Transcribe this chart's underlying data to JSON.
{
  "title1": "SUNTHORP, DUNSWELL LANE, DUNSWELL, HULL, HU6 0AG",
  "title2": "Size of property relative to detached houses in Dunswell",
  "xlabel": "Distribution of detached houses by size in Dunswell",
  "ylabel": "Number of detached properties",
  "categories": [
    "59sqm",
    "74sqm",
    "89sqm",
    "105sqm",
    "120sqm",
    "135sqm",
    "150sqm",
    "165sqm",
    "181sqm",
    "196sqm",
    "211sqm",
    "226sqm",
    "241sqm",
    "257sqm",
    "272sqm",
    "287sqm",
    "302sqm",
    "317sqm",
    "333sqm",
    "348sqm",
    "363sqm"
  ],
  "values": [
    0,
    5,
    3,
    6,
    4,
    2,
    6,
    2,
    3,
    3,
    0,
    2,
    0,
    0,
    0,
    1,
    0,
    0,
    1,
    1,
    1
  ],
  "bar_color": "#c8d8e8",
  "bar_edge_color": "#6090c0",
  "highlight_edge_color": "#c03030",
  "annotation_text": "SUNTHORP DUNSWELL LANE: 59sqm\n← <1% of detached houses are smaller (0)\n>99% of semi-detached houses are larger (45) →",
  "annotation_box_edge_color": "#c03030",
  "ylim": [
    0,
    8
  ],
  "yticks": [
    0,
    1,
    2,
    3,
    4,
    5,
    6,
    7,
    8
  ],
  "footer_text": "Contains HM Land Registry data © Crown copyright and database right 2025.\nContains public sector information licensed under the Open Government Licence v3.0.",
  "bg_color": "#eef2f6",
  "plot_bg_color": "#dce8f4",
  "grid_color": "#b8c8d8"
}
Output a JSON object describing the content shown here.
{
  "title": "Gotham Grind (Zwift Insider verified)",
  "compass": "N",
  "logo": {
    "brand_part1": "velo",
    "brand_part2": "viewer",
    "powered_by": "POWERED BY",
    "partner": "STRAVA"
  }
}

=-=-=

• [DIRECTION] Return each entry from the material above exactly as it appears.

• [REPLY TO THE TASK]
Transcribe this chart's underlying data to JSON.
{
  "title1": "SUNTHORP, DUNSWELL LANE, DUNSWELL, HULL, HU6 0AG",
  "title2": "Size of property relative to detached houses in Dunswell",
  "xlabel": "Distribution of detached houses by size in Dunswell",
  "ylabel": "Number of detached properties",
  "categories": [
    "59sqm",
    "74sqm",
    "89sqm",
    "105sqm",
    "120sqm",
    "135sqm",
    "150sqm",
    "165sqm",
    "181sqm",
    "196sqm",
    "211sqm",
    "226sqm",
    "241sqm",
    "257sqm",
    "272sqm",
    "287sqm",
    "302sqm",
    "317sqm",
    "333sqm",
    "348sqm",
    "363sqm"
  ],
  "values": [
    0,
    5,
    3,
    6,
    4,
    2,
    6,
    2,
    3,
    3,
    0,
    2,
    0,
    0,
    0,
    1,
    0,
    0,
    1,
    1,
    1
  ],
  "bar_color": "#c8d8e8",
  "bar_edge_color": "#6090c0",
  "highlight_edge_color": "#c03030",
  "annotation_text": "SUNTHORP DUNSWELL LANE: 59sqm\n← <1% of detached houses are smaller (0)\n>99% of semi-detached houses are larger (45) →",
  "annotation_box_edge_color": "#c03030",
  "ylim": [
    0,
    8
  ],
  "yticks": [
    0,
    1,
    2,
    3,
    4,
    5,
    6,
    7,
    8
  ],
  "footer_text": "Contains HM Land Registry data © Crown copyright and database right 2025.\nContains public sector information licensed under the Open Government Licence v3.0.",
  "bg_color": "#eef2f6",
  "plot_bg_color": "#dce8f4",
  "grid_color": "#b8c8d8"
}
Output a JSON object describing the content shown here.
{
  "title": "Gotham Grind (Zwift Insider verified)",
  "compass": "N",
  "logo": {
    "brand_part1": "velo",
    "brand_part2": "viewer",
    "powered_by": "POWERED BY",
    "partner": "STRAVA"
  }
}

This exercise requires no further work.